## What needs to be done
Search the material for "Precipitation" and show all lines that contain it.

## Information supplied
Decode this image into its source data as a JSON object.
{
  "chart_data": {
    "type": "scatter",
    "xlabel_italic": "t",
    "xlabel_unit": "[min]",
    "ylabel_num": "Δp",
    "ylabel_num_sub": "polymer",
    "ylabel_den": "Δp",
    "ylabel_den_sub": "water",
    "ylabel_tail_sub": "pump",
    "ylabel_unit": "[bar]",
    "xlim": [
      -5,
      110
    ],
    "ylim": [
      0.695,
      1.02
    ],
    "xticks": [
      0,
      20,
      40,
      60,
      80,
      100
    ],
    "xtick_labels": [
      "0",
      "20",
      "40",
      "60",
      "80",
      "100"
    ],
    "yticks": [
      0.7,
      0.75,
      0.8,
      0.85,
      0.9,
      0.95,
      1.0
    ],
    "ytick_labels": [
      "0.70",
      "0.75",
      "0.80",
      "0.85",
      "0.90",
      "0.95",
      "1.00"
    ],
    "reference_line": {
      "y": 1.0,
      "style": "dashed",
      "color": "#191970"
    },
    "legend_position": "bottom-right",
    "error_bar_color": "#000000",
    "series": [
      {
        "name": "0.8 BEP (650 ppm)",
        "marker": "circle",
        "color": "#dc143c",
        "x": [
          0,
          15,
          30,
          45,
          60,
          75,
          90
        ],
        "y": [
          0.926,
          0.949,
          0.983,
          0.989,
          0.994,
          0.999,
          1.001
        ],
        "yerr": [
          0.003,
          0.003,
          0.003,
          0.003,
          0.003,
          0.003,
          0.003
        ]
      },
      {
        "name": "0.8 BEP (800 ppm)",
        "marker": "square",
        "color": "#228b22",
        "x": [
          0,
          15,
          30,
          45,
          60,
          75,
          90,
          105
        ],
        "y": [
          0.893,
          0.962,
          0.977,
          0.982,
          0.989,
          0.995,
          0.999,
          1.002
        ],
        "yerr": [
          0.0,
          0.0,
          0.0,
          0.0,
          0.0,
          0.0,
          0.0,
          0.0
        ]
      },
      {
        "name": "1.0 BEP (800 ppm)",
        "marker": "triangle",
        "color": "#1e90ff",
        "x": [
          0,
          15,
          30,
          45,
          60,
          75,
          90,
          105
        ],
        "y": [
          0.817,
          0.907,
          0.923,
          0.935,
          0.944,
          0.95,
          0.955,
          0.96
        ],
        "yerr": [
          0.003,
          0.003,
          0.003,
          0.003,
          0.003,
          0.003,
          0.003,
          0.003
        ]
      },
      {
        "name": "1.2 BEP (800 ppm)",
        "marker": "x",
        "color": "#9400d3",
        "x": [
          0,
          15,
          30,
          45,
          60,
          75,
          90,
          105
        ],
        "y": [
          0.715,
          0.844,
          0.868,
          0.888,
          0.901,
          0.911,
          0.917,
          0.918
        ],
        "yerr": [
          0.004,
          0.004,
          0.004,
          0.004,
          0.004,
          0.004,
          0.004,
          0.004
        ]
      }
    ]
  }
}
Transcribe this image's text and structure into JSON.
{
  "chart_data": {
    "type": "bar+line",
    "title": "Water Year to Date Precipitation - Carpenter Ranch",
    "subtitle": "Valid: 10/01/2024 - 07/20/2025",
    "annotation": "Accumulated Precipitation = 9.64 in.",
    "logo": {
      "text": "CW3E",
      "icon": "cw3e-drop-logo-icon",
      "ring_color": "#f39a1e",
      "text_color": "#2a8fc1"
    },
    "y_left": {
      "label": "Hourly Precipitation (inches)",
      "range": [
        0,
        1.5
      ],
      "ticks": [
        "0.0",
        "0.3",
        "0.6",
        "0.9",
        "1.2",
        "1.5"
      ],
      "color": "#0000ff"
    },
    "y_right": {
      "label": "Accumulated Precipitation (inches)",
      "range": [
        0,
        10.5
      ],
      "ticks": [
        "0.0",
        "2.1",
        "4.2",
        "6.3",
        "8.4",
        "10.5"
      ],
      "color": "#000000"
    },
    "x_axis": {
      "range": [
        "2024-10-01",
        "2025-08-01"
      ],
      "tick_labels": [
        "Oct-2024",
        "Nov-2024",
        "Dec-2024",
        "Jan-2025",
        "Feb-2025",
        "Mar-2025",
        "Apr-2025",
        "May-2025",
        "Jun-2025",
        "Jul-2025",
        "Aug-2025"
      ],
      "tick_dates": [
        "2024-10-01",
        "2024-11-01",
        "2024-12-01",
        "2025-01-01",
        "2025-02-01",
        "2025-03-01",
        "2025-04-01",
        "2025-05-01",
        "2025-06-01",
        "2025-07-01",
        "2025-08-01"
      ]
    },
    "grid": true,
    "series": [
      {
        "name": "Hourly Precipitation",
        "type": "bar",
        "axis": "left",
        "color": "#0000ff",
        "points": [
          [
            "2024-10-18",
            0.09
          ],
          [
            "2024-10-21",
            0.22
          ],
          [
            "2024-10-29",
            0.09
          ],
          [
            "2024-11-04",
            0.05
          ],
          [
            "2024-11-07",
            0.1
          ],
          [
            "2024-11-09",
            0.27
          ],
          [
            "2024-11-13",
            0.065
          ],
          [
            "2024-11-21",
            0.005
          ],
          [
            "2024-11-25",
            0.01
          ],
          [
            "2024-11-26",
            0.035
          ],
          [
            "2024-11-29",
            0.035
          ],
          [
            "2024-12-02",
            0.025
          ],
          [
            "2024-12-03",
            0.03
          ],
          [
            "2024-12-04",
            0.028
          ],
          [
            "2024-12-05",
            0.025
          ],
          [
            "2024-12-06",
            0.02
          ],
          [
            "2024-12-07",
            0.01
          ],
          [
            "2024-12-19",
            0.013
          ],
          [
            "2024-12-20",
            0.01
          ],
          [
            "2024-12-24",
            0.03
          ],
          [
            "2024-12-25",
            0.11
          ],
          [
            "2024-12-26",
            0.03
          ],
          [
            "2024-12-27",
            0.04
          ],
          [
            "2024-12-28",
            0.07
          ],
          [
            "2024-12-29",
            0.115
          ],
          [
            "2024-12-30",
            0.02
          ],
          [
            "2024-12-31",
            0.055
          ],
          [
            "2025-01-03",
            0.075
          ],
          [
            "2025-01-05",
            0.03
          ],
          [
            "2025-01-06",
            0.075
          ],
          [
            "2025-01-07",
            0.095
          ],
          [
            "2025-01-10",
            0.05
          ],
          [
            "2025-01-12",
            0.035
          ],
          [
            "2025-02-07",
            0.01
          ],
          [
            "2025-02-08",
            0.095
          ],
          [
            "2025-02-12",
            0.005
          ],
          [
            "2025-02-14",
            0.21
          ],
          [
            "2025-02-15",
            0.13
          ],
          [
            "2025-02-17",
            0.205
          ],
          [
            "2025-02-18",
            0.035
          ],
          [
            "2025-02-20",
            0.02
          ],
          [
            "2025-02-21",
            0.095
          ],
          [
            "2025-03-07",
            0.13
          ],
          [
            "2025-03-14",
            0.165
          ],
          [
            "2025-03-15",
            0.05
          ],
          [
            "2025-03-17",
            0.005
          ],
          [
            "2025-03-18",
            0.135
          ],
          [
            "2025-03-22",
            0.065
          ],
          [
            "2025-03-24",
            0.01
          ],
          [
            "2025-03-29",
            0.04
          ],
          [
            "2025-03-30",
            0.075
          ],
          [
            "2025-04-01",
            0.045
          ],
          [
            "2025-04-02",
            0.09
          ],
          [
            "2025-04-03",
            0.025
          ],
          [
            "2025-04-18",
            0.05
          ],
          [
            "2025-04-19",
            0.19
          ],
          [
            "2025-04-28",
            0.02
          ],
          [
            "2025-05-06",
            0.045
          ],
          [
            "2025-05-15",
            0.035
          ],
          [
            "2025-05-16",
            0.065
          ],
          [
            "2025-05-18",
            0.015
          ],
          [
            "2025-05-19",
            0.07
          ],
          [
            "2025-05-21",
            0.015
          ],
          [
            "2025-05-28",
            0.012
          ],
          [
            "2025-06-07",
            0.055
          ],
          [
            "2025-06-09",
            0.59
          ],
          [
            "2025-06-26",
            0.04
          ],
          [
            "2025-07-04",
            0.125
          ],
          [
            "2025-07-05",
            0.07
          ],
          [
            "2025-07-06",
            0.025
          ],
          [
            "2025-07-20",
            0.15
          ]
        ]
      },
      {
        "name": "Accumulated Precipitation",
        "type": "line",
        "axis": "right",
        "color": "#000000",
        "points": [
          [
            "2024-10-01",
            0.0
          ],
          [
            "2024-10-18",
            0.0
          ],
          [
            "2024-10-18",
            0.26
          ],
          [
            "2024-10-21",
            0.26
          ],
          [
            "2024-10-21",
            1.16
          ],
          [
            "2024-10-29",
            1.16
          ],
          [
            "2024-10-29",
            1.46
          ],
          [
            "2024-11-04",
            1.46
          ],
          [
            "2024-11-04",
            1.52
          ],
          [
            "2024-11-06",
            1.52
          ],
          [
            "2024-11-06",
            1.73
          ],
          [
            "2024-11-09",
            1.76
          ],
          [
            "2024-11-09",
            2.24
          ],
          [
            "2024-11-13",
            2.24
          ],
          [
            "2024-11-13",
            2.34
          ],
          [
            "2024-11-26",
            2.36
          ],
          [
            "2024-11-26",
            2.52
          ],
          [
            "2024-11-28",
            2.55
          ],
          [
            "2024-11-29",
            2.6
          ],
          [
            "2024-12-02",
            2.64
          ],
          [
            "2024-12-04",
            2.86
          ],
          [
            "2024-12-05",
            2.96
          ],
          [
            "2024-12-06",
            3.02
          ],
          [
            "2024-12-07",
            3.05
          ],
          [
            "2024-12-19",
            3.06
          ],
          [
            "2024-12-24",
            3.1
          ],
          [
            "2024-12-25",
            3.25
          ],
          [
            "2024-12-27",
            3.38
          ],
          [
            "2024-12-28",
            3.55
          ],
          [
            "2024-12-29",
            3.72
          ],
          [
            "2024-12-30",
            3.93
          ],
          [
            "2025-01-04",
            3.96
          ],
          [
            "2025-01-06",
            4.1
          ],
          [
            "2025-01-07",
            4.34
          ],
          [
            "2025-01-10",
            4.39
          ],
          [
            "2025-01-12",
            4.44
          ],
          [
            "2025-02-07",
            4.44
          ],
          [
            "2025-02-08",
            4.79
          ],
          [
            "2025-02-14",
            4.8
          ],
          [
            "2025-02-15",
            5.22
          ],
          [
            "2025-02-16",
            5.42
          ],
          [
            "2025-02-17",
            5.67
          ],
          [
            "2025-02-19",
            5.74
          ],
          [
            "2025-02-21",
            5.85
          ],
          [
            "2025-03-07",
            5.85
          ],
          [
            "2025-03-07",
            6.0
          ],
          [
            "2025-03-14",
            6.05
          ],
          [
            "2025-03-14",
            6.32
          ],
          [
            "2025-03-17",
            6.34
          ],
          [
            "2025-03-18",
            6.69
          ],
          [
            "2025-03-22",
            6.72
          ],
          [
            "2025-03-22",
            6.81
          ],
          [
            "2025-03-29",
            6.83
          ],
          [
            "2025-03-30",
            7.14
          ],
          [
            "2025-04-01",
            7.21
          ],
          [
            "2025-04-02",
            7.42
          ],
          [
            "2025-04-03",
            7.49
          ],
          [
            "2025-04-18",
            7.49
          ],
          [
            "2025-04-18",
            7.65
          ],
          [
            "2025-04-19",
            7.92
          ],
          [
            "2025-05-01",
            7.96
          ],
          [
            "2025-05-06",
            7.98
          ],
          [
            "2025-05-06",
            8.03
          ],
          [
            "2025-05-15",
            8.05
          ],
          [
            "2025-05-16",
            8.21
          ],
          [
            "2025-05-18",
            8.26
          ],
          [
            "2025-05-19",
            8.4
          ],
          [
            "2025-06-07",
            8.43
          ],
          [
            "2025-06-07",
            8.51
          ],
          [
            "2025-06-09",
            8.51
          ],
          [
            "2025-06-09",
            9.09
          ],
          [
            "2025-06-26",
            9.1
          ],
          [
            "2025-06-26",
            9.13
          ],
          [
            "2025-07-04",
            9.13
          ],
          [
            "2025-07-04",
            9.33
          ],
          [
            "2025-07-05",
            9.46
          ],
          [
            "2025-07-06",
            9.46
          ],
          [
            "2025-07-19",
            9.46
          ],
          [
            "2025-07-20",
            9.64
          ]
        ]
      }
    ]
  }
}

## Result of the exercise
    "title": "Water Year to Date Precipitation - Carpenter Ranch",
    "annotation": "Accumulated Precipitation = 9.64 in.",
      "label": "Hourly Precipitation (inches)",
      "label": "Accumulated Precipitation (inches)",
        "name": "Hourly Precipitation",
        "name": "Accumulated Precipitation",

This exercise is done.